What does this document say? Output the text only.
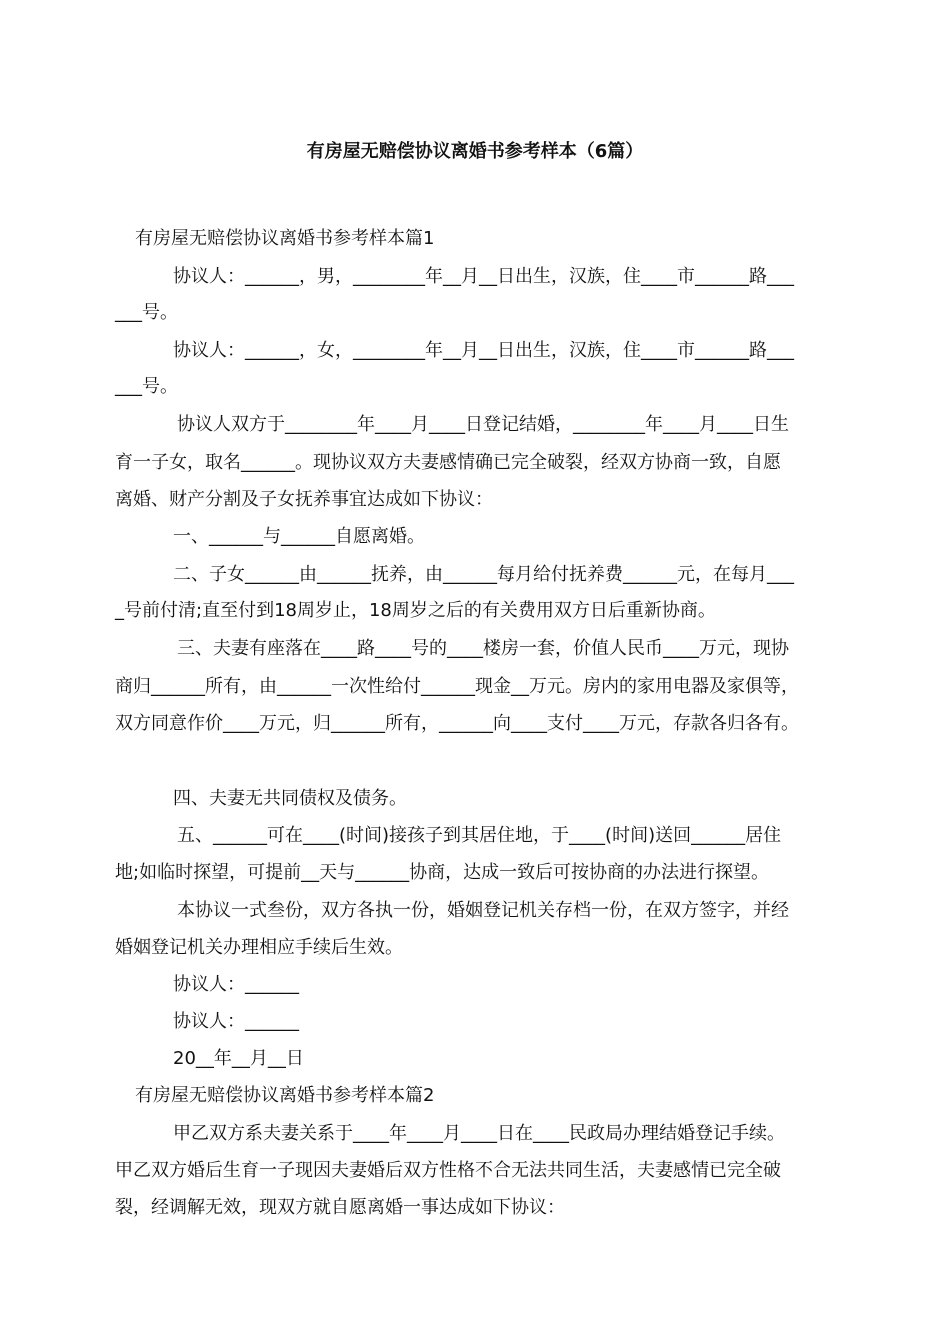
有房屋无赔偿协议离婚书参考样本（6篇）
有房屋无赔偿协议离婚书参考样本篇1
协议人：______，男，________年__月__日出生，汉族，住____市______路___
___号。
协议人：______，女，________年__月__日出生，汉族，住____市______路___
___号。
协议人双方于________年____月____日登记结婚，________年____月____日生
育一子女，取名______。现协议双方夫妻感情确已完全破裂，经双方协商一致，自愿
离婚、财产分割及子女抚养事宜达成如下协议：
一、______与______自愿离婚。
二、子女______由______抚养，由______每月给付抚养费______元，在每月___
_号前付清;直至付到18周岁止，18周岁之后的有关费用双方日后重新协商。
三、夫妻有座落在____路____号的____楼房一套，价值人民币____万元，现协
商归______所有，由______一次性给付______现金__万元。房内的家用电器及家俱等，
双方同意作价____万元，归______所有，______向____支付____万元，存款各归各有。
四、夫妻无共同债权及债务。
五、______可在____(时间)接孩子到其居住地，于____(时间)送回______居住
地;如临时探望，可提前__天与______协商，达成一致后可按协商的办法进行探望。
本协议一式叁份，双方各执一份，婚姻登记机关存档一份，在双方签字，并经
婚姻登记机关办理相应手续后生效。
协议人：______
协议人：______
20__年__月__日
有房屋无赔偿协议离婚书参考样本篇2
甲乙双方系夫妻关系于____年____月____日在____民政局办理结婚登记手续。
甲乙双方婚后生育一子现因夫妻婚后双方性格不合无法共同生活，夫妻感情已完全破
裂，经调解无效，现双方就自愿离婚一事达成如下协议：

====

### DIRECTIVE
Apart from the pictures, the entries above are to be repeated in full and exactly.

### THE OUTPUT
What does this document say? Output the text only.
有房屋无赔偿协议离婚书参考样本（6篇）
有房屋无赔偿协议离婚书参考样本篇1
协议人：______，男，________年__月__日出生，汉族，住____市______路___
___号。
协议人：______，女，________年__月__日出生，汉族，住____市______路___
___号。
协议人双方于________年____月____日登记结婚，________年____月____日生
育一子女，取名______。现协议双方夫妻感情确已完全破裂，经双方协商一致，自愿
离婚、财产分割及子女抚养事宜达成如下协议：
一、______与______自愿离婚。
二、子女______由______抚养，由______每月给付抚养费______元，在每月___
_号前付清;直至付到18周岁止，18周岁之后的有关费用双方日后重新协商。
三、夫妻有座落在____路____号的____楼房一套，价值人民币____万元，现协
商归______所有，由______一次性给付______现金__万元。房内的家用电器及家俱等，
双方同意作价____万元，归______所有，______向____支付____万元，存款各归各有。
四、夫妻无共同债权及债务。
五、______可在____(时间)接孩子到其居住地，于____(时间)送回______居住
地;如临时探望，可提前__天与______协商，达成一致后可按协商的办法进行探望。
本协议一式叁份，双方各执一份，婚姻登记机关存档一份，在双方签字，并经
婚姻登记机关办理相应手续后生效。
协议人：______
协议人：______
20__年__月__日
有房屋无赔偿协议离婚书参考样本篇2
甲乙双方系夫妻关系于____年____月____日在____民政局办理结婚登记手续。
甲乙双方婚后生育一子现因夫妻婚后双方性格不合无法共同生活，夫妻感情已完全破
裂，经调解无效，现双方就自愿离婚一事达成如下协议：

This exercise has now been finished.